» YOUR OBJECTIVE
Copy out all lines that carry the word "Profissionalizante".

[Start of MATERIALS PROVIDED]

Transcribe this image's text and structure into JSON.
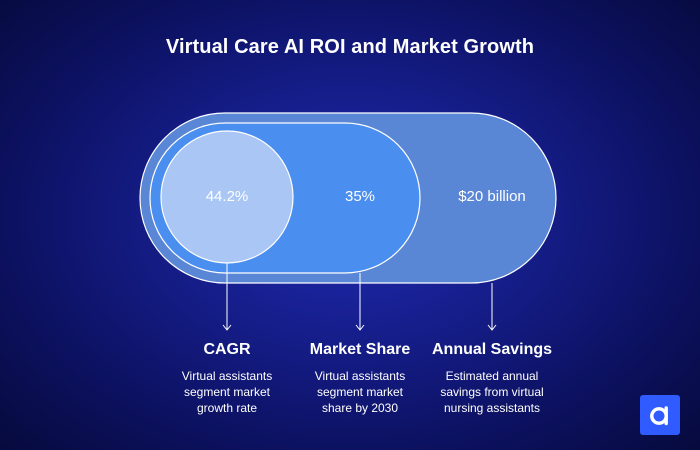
{
  "title": "Virtual Care AI ROI and Market Growth",
  "metrics": [
    {
      "value": "44.2%",
      "label": "CAGR",
      "description": [
        "Virtual assistants",
        "segment market",
        "growth rate"
      ]
    },
    {
      "value": "35%",
      "label": "Market Share",
      "description": [
        "Virtual assistants",
        "segment market",
        "share by 2030"
      ]
    },
    {
      "value": "$20 billion",
      "label": "Annual Savings",
      "description": [
        "Estimated annual",
        "savings from virtual",
        "nursing assistants"
      ]
    }
  ],
  "colors": {
    "outer_pill": "#5a86d6",
    "middle_pill": "#4a8ef0",
    "inner_circle": "#a9c6f5",
    "outline": "#ffffff",
    "logo": "#2f5bff"
  },
  "logo_icon": "brand-a-logo-icon"
}
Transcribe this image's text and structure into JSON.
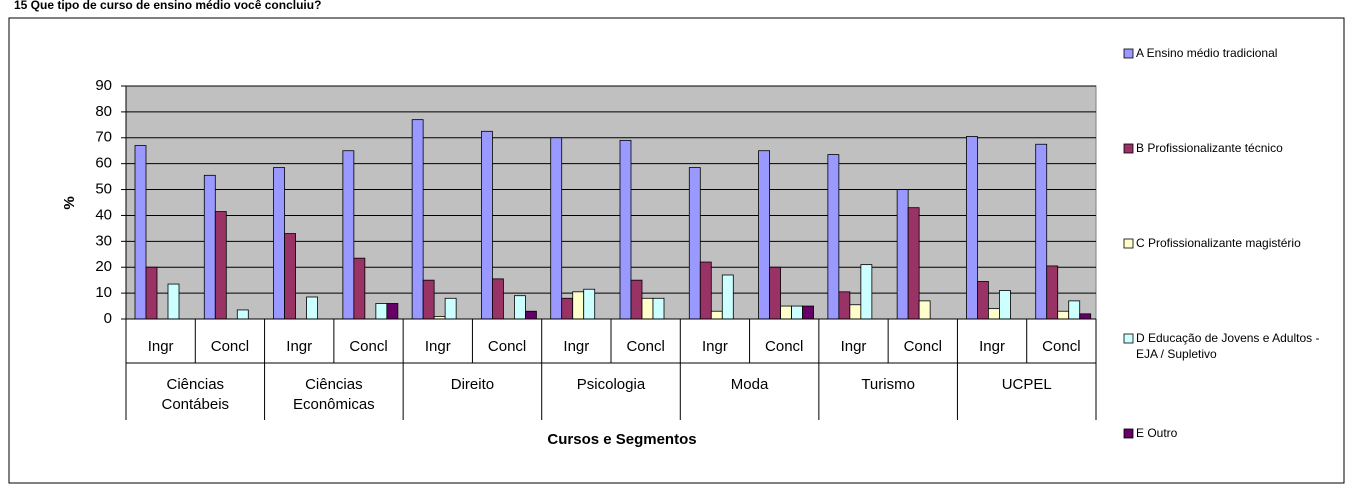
{
  "chart_data": {
    "type": "bar",
    "title": "15 Que tipo de curso de ensino médio você concluiu?",
    "x_label": "Cursos e Segmentos",
    "y_label": "%",
    "categories": [
      "Ingr",
      "Concl",
      "Ingr",
      "Concl",
      "Ingr",
      "Concl",
      "Ingr",
      "Concl",
      "Ingr",
      "Concl",
      "Ingr",
      "Concl",
      "Ingr",
      "Concl"
    ],
    "groups": [
      "Ciências Contábeis",
      "Ciências Econômicas",
      "Direito",
      "Psicologia",
      "Moda",
      "Turismo",
      "UCPEL"
    ],
    "ylim": [
      0,
      90
    ],
    "yticks": [
      0,
      10,
      20,
      30,
      40,
      50,
      60,
      70,
      80,
      90
    ],
    "grid": true,
    "legend": "right",
    "series": [
      {
        "name": "A Ensino médio tradicional",
        "color": "#9999ff",
        "values": [
          67,
          55.5,
          58.5,
          65,
          77,
          72.5,
          70,
          69,
          58.5,
          65,
          63.5,
          50,
          70.5,
          67.5
        ]
      },
      {
        "name": "B Profissionalizante técnico",
        "color": "#993366",
        "values": [
          20,
          41.5,
          33,
          23.5,
          15,
          15.5,
          8,
          15,
          22,
          20,
          10.5,
          43,
          14.5,
          20.5
        ]
      },
      {
        "name": "C Profissionalizante magistério",
        "color": "#ffffcc",
        "values": [
          0,
          0,
          0,
          0,
          1,
          0,
          10.5,
          8,
          3,
          5,
          5.5,
          7,
          4,
          3
        ]
      },
      {
        "name": "D Educação de Jovens e Adultos - EJA / Supletivo",
        "color": "#ccffff",
        "values": [
          13.5,
          3.5,
          8.5,
          6,
          8,
          9,
          11.5,
          8,
          17,
          5,
          21,
          0,
          11,
          7
        ]
      },
      {
        "name": "E Outro",
        "color": "#660066",
        "values": [
          0,
          0,
          0,
          6,
          0,
          3,
          0,
          0,
          0,
          5,
          0,
          0,
          0,
          2
        ]
      }
    ]
  }
}
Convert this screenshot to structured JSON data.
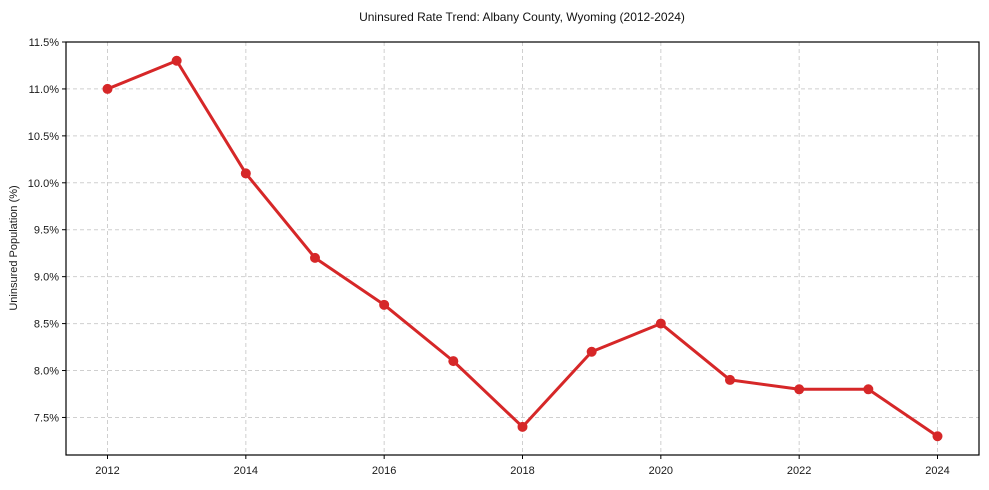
{
  "chart_data": {
    "type": "line",
    "title": "Uninsured Rate Trend: Albany County, Wyoming (2012-2024)",
    "xlabel": "",
    "ylabel": "Uninsured Population (%)",
    "x": [
      2012,
      2013,
      2014,
      2015,
      2016,
      2017,
      2018,
      2019,
      2020,
      2021,
      2022,
      2023,
      2024
    ],
    "series": [
      {
        "name": "Uninsured rate",
        "values": [
          11.0,
          11.3,
          10.1,
          9.2,
          8.7,
          8.1,
          7.4,
          8.2,
          8.5,
          7.9,
          7.8,
          7.8,
          7.3
        ],
        "color": "#d62728",
        "marker": "circle"
      }
    ],
    "xlim": [
      2011.4,
      2024.6
    ],
    "ylim": [
      7.1,
      11.5
    ],
    "xticks": [
      2012,
      2014,
      2016,
      2018,
      2020,
      2022,
      2024
    ],
    "xtick_labels": [
      "2012",
      "2014",
      "2016",
      "2018",
      "2020",
      "2022",
      "2024"
    ],
    "yticks": [
      7.5,
      8.0,
      8.5,
      9.0,
      9.5,
      10.0,
      10.5,
      11.0,
      11.5
    ],
    "ytick_labels": [
      "7.5%",
      "8.0%",
      "8.5%",
      "9.0%",
      "9.5%",
      "10.0%",
      "10.5%",
      "11.0%",
      "11.5%"
    ],
    "grid": true,
    "grid_style": "dashed",
    "grid_color": "#cfcfcf",
    "spine_color": "#000000",
    "background": "#ffffff",
    "legend": "none"
  }
}
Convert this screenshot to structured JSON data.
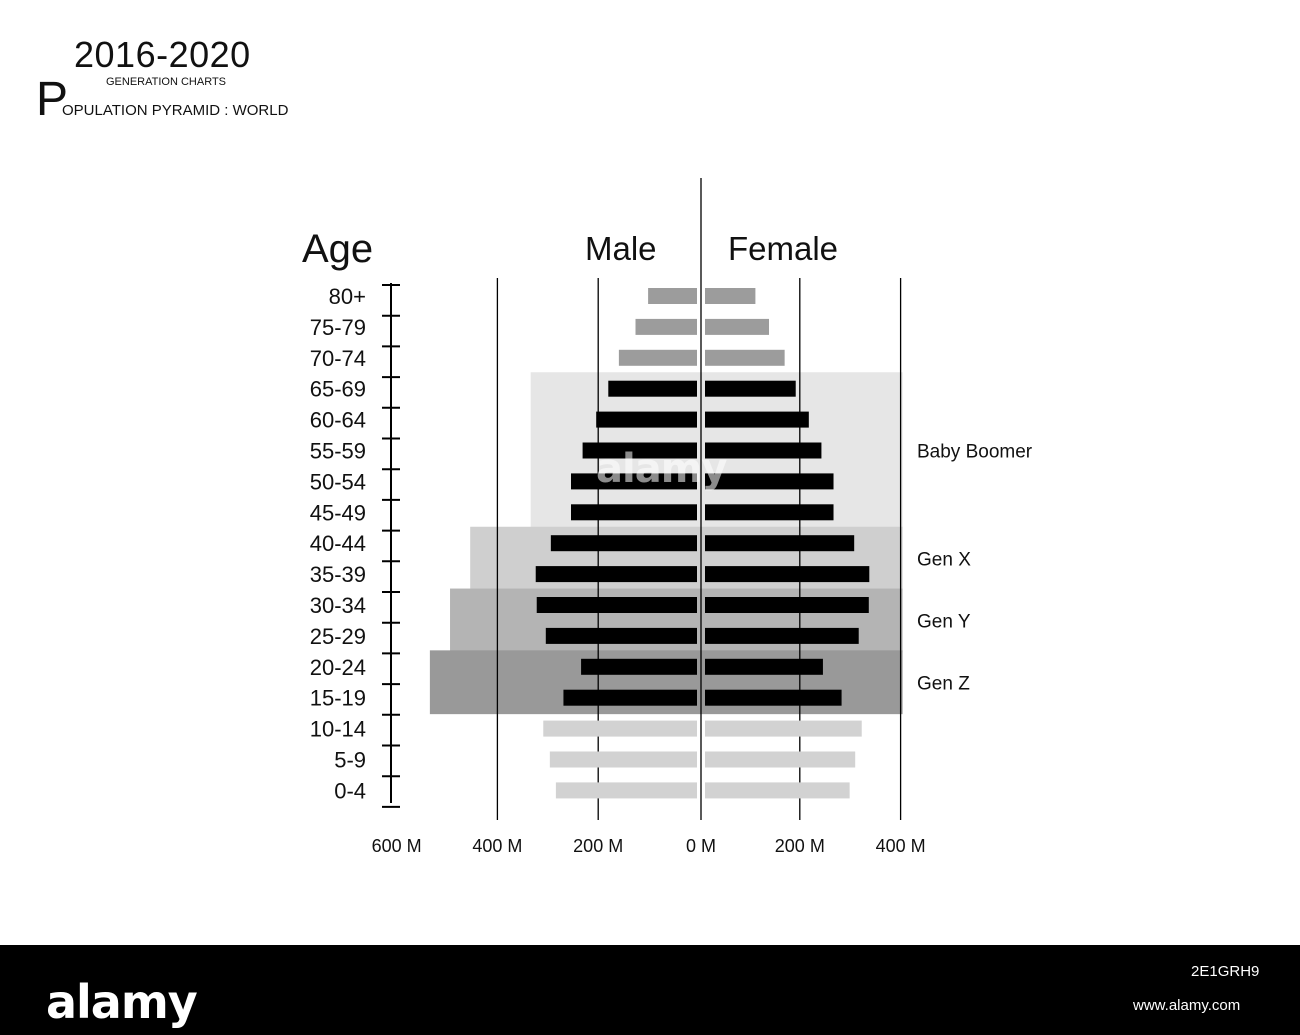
{
  "header": {
    "years": "2016-2020",
    "subtitle": "GENERATION CHARTS",
    "big_letter": "P",
    "title_rest": "OPULATION PYRAMID : WORLD"
  },
  "watermark": "alamy",
  "footer": {
    "logo": "alamy",
    "image_id": "2E1GRH9",
    "url": "www.alamy.com"
  },
  "chart_data": {
    "type": "bar",
    "orientation": "horizontal-pyramid",
    "age_axis_label": "Age",
    "male_label": "Male",
    "female_label": "Female",
    "x_ticks": [
      "600 M",
      "400 M",
      "200 M",
      "0 M",
      "200 M",
      "400 M"
    ],
    "x_unit": "M",
    "male_xlim": [
      0,
      600
    ],
    "female_xlim": [
      0,
      400
    ],
    "categories": [
      "80+",
      "75-79",
      "70-74",
      "65-69",
      "60-64",
      "55-59",
      "50-54",
      "45-49",
      "40-44",
      "35-39",
      "30-34",
      "25-29",
      "20-24",
      "15-19",
      "10-14",
      "5-9",
      "0-4"
    ],
    "series": [
      {
        "name": "Male",
        "values": [
          97,
          122,
          155,
          176,
          200,
          227,
          250,
          250,
          290,
          320,
          318,
          300,
          230,
          265,
          305,
          292,
          280
        ]
      },
      {
        "name": "Female",
        "values": [
          100,
          127,
          158,
          180,
          206,
          231,
          255,
          255,
          296,
          326,
          325,
          305,
          234,
          271,
          311,
          298,
          287
        ]
      }
    ],
    "generations": [
      {
        "name": "Baby Boomer",
        "ages": [
          "65-69",
          "45-49"
        ],
        "male_extent": 330,
        "color": "#e6e6e6",
        "bar_color": "#000000"
      },
      {
        "name": "Gen X",
        "ages": [
          "40-44",
          "35-39"
        ],
        "male_extent": 450,
        "color": "#cfcfcf",
        "bar_color": "#000000"
      },
      {
        "name": "Gen Y",
        "ages": [
          "30-34",
          "25-29"
        ],
        "male_extent": 490,
        "color": "#b4b4b4",
        "bar_color": "#000000"
      },
      {
        "name": "Gen Z",
        "ages": [
          "20-24",
          "15-19"
        ],
        "male_extent": 530,
        "color": "#999999",
        "bar_color": "#000000"
      }
    ],
    "other_bar_colors": {
      "older": "#9c9c9c",
      "younger": "#d2d2d2"
    },
    "female_extent_of_bands": 400
  }
}
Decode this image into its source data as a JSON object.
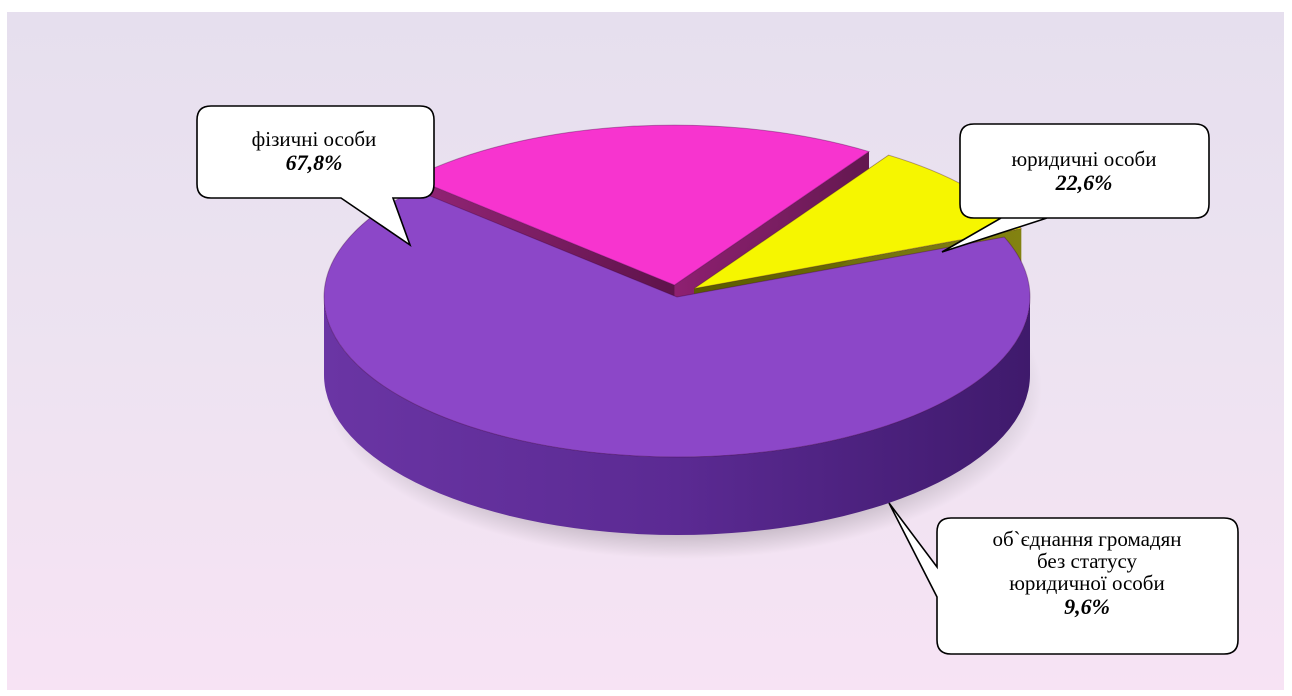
{
  "chart_data": {
    "type": "pie",
    "style": "3d exploded pie with callout labels",
    "slices": [
      {
        "label": "фізичні особи",
        "value": 67.8,
        "value_text": "67,8%",
        "color": "#8c47c8"
      },
      {
        "label": "юридичні особи",
        "value": 22.6,
        "value_text": "22,6%",
        "color": "#f734cf"
      },
      {
        "label": "об`єднання громадян без статусу юридичної особи",
        "value": 9.6,
        "value_text": "9,6%",
        "color": "#f6f600"
      }
    ]
  },
  "callouts": {
    "fiz": {
      "lines": [
        "фізичні особи"
      ],
      "value": "67,8%"
    },
    "yur": {
      "lines": [
        "юридичні особи"
      ],
      "value": "22,6%"
    },
    "obj": {
      "lines": [
        "об`єднання громадян",
        "без статусу",
        "юридичної особи"
      ],
      "value": "9,6%"
    }
  }
}
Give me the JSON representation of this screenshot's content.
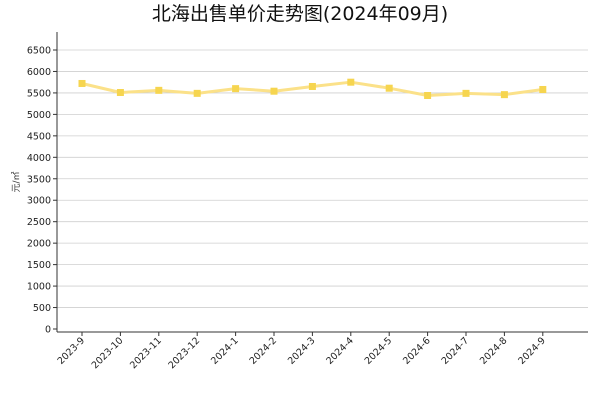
{
  "chart_data": {
    "type": "line",
    "title": "北海出售单价走势图(2024年09月)",
    "ylabel": "元/㎡",
    "categories": [
      "2023-9",
      "2023-10",
      "2023-11",
      "2023-12",
      "2024-1",
      "2024-2",
      "2024-3",
      "2024-4",
      "2024-5",
      "2024-6",
      "2024-7",
      "2024-8",
      "2024-9"
    ],
    "series": [
      {
        "values": [
          5720,
          5510,
          5560,
          5490,
          5600,
          5540,
          5650,
          5750,
          5610,
          5440,
          5490,
          5460,
          5580
        ]
      }
    ],
    "ylim": [
      0,
      6500
    ],
    "yticks": [
      0,
      500,
      1000,
      1500,
      2000,
      2500,
      3000,
      3500,
      4000,
      4500,
      5000,
      5500,
      6000,
      6500
    ],
    "grid": true,
    "line_color": "#fbe189",
    "marker_color": "#f6d54f"
  }
}
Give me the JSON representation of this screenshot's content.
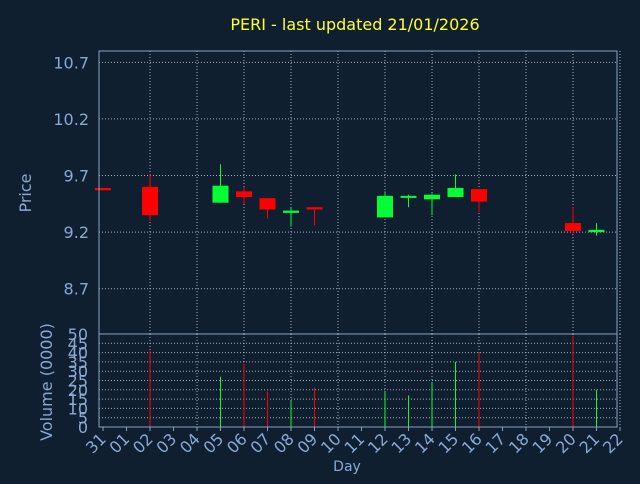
{
  "title": "PERI - last updated 21/01/2026",
  "colors": {
    "background": "#0f1f30",
    "axis": "#8aa0c0",
    "grid": "#c8d2e0",
    "label": "#8aa8d0",
    "title": "#ffff33",
    "up": "#00ff33",
    "down": "#ff0000"
  },
  "chart_data": [
    {
      "type": "candlestick",
      "ylabel": "Price",
      "ylim": [
        8.3,
        10.8
      ],
      "yticks": [
        "8.7",
        "9.2",
        "9.7",
        "10.2",
        "10.7"
      ],
      "grid": true,
      "days": [
        "31",
        "01",
        "02",
        "03",
        "04",
        "05",
        "06",
        "07",
        "08",
        "09",
        "10",
        "11",
        "12",
        "13",
        "14",
        "15",
        "16",
        "17",
        "18",
        "19",
        "20",
        "21",
        "22"
      ],
      "candles": [
        {
          "day": "31",
          "open": 9.59,
          "close": 9.57,
          "high": 9.59,
          "low": 9.57
        },
        {
          "day": "02",
          "open": 9.6,
          "close": 9.35,
          "high": 9.71,
          "low": 9.3
        },
        {
          "day": "05",
          "open": 9.46,
          "close": 9.61,
          "high": 9.8,
          "low": 9.46
        },
        {
          "day": "06",
          "open": 9.56,
          "close": 9.51,
          "high": 9.6,
          "low": 9.45
        },
        {
          "day": "07",
          "open": 9.5,
          "close": 9.4,
          "high": 9.5,
          "low": 9.32
        },
        {
          "day": "08",
          "open": 9.37,
          "close": 9.39,
          "high": 9.42,
          "low": 9.25
        },
        {
          "day": "09",
          "open": 9.42,
          "close": 9.4,
          "high": 9.42,
          "low": 9.26
        },
        {
          "day": "12",
          "open": 9.33,
          "close": 9.52,
          "high": 9.56,
          "low": 9.33
        },
        {
          "day": "13",
          "open": 9.51,
          "close": 9.52,
          "high": 9.53,
          "low": 9.42
        },
        {
          "day": "14",
          "open": 9.49,
          "close": 9.53,
          "high": 9.54,
          "low": 9.35
        },
        {
          "day": "15",
          "open": 9.51,
          "close": 9.59,
          "high": 9.71,
          "low": 9.51
        },
        {
          "day": "16",
          "open": 9.58,
          "close": 9.47,
          "high": 9.58,
          "low": 9.38
        },
        {
          "day": "20",
          "open": 9.28,
          "close": 9.21,
          "high": 9.42,
          "low": 9.19
        },
        {
          "day": "21",
          "open": 9.2,
          "close": 9.22,
          "high": 9.28,
          "low": 9.17
        }
      ]
    },
    {
      "type": "bar",
      "xlabel": "Day",
      "ylabel": "Volume (0000)",
      "ylim": [
        0,
        50
      ],
      "yticks": [
        "0",
        "5",
        "10",
        "15",
        "20",
        "25",
        "30",
        "35",
        "40",
        "45",
        "50"
      ],
      "grid": true,
      "bars": [
        {
          "day": "02",
          "value": 41,
          "direction": "down"
        },
        {
          "day": "05",
          "value": 27,
          "direction": "up"
        },
        {
          "day": "06",
          "value": 34,
          "direction": "down"
        },
        {
          "day": "07",
          "value": 19,
          "direction": "down"
        },
        {
          "day": "08",
          "value": 14,
          "direction": "up"
        },
        {
          "day": "09",
          "value": 21,
          "direction": "down"
        },
        {
          "day": "12",
          "value": 19,
          "direction": "up"
        },
        {
          "day": "13",
          "value": 17,
          "direction": "up"
        },
        {
          "day": "14",
          "value": 24,
          "direction": "up"
        },
        {
          "day": "15",
          "value": 35,
          "direction": "up"
        },
        {
          "day": "16",
          "value": 40,
          "direction": "down"
        },
        {
          "day": "20",
          "value": 49,
          "direction": "down"
        },
        {
          "day": "21",
          "value": 20,
          "direction": "up"
        }
      ]
    }
  ]
}
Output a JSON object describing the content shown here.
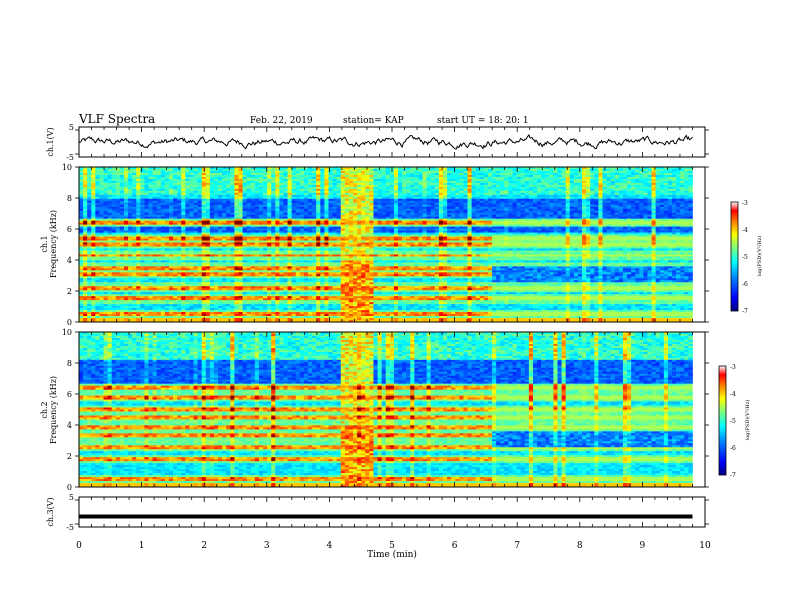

[End of MATERIALS PROVIDED]

» CORRECT RESULT
        "name": "B Profissionalizante técnico",
        "name": "C Profissionalizante magistério",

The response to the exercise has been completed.